[AIM OF THE TASK]
Wherever "Close" appears in a line, copy that line.

[PROVIDED DATA]
========

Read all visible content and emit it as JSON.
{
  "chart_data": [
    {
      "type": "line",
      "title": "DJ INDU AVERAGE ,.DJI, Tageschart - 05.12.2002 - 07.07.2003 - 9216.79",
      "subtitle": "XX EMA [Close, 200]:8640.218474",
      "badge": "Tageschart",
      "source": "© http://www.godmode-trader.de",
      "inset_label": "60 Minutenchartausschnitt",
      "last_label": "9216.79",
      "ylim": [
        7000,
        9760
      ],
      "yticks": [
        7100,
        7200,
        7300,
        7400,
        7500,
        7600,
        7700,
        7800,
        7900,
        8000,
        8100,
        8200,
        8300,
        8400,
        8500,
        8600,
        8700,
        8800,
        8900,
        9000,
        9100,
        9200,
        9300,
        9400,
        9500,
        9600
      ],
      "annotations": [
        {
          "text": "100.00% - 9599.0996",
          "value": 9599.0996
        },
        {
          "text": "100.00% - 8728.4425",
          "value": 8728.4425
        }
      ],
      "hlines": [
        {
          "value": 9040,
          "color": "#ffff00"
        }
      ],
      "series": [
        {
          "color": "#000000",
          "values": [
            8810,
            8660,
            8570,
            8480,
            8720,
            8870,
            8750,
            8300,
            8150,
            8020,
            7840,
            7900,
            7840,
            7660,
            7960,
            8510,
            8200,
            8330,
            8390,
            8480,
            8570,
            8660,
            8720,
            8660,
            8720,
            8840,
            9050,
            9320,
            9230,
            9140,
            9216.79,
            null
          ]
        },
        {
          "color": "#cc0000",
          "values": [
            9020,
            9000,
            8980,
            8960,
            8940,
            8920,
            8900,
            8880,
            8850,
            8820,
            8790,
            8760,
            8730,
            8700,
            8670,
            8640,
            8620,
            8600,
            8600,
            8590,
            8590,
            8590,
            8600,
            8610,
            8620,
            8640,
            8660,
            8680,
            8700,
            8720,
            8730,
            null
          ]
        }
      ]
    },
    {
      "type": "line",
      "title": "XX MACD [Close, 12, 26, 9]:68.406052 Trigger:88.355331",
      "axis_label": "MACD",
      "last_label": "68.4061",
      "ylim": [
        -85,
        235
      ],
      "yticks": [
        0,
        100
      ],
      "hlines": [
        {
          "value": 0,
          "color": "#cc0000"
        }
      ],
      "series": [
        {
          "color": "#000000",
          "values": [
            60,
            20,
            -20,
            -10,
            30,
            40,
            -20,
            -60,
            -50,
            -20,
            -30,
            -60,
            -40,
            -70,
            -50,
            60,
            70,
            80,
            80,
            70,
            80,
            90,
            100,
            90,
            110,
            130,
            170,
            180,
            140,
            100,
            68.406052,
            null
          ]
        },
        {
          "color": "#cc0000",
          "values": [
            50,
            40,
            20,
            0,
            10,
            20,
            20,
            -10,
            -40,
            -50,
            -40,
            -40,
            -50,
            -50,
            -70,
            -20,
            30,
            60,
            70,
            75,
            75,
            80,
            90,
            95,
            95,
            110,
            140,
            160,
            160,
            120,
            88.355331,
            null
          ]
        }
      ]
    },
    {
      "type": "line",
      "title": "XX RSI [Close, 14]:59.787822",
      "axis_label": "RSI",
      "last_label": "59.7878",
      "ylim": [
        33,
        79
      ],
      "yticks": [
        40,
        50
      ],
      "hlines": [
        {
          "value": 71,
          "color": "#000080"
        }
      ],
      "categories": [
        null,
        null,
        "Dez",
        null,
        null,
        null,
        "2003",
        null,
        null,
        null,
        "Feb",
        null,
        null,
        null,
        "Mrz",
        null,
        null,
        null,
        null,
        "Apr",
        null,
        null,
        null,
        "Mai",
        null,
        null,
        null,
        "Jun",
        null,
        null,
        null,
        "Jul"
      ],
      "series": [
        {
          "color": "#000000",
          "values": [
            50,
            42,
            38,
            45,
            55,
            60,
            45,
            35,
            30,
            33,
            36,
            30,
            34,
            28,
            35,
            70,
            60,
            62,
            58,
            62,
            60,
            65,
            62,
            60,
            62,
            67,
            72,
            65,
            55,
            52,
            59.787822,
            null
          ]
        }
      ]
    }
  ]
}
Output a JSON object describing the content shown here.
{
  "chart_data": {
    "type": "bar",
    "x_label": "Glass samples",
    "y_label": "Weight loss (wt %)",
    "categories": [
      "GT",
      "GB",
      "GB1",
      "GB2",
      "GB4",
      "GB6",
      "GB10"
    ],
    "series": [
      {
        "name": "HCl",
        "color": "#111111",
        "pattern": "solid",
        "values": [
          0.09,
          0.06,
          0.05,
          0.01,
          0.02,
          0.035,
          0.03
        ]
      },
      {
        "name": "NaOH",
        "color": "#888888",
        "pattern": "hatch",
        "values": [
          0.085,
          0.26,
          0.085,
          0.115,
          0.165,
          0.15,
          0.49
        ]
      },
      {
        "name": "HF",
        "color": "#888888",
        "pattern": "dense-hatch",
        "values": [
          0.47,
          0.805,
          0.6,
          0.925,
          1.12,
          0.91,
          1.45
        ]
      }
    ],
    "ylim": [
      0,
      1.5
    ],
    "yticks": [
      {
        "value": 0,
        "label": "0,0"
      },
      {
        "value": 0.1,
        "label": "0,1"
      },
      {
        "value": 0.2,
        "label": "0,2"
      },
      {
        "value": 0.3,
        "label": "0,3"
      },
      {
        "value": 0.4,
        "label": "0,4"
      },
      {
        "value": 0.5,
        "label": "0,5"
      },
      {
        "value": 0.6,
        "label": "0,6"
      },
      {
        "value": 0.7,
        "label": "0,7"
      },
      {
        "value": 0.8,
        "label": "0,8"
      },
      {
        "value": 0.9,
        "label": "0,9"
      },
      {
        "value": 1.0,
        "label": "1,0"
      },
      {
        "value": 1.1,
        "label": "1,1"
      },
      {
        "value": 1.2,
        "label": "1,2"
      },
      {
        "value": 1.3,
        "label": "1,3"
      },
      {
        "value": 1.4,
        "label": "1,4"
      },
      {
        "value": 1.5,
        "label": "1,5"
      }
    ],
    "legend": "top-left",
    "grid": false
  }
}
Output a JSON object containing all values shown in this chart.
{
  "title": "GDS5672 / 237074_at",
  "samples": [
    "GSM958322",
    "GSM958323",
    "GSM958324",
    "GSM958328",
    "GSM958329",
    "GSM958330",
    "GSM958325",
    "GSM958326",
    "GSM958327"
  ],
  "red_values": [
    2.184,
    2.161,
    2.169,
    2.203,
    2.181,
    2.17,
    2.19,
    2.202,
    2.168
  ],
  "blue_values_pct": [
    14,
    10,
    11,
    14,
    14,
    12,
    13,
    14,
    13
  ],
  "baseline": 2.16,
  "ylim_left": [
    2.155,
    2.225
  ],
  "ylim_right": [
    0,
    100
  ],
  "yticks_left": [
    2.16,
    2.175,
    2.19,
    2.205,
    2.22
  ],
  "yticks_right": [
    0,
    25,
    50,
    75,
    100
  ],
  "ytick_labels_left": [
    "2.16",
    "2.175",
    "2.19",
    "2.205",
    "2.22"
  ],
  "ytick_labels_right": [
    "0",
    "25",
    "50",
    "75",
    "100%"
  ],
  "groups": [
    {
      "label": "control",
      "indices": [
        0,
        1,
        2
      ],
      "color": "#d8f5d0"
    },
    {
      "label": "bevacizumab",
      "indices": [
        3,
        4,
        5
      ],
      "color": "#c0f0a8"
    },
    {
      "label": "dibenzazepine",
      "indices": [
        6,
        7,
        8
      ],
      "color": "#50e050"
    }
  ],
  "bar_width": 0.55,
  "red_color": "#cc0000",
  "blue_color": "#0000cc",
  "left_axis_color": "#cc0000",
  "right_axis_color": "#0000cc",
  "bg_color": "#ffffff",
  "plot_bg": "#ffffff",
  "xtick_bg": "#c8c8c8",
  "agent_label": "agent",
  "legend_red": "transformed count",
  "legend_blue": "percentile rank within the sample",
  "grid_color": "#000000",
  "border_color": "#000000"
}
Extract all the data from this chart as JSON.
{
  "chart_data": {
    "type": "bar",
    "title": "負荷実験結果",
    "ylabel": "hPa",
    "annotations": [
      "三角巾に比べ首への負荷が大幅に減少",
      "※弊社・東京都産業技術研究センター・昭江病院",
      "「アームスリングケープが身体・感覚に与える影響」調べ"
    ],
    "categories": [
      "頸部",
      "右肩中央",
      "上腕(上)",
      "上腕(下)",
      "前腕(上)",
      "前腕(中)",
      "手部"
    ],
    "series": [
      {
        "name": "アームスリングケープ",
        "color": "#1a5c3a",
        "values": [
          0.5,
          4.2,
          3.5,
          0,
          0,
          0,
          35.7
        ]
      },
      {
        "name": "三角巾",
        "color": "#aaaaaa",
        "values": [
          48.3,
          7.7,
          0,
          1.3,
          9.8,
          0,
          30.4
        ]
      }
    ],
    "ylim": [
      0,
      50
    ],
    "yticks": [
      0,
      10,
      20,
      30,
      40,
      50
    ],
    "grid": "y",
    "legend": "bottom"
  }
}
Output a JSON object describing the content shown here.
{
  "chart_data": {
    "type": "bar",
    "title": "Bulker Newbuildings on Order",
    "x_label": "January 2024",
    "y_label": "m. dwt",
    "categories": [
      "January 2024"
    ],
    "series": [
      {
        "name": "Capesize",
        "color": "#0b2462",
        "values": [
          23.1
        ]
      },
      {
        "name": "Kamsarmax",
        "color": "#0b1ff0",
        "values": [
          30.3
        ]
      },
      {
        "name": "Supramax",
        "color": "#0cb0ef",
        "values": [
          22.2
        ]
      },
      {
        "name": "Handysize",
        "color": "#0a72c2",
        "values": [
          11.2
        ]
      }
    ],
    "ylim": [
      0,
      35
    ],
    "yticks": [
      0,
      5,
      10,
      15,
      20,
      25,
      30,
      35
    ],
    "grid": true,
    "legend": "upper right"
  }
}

========

[THE REPLY]
      "subtitle": "XX EMA [Close, 200]:8640.218474",
      "title": "XX MACD [Close, 12, 26, 9]:68.406052 Trigger:88.355331",
      "title": "XX RSI [Close, 14]:59.787822",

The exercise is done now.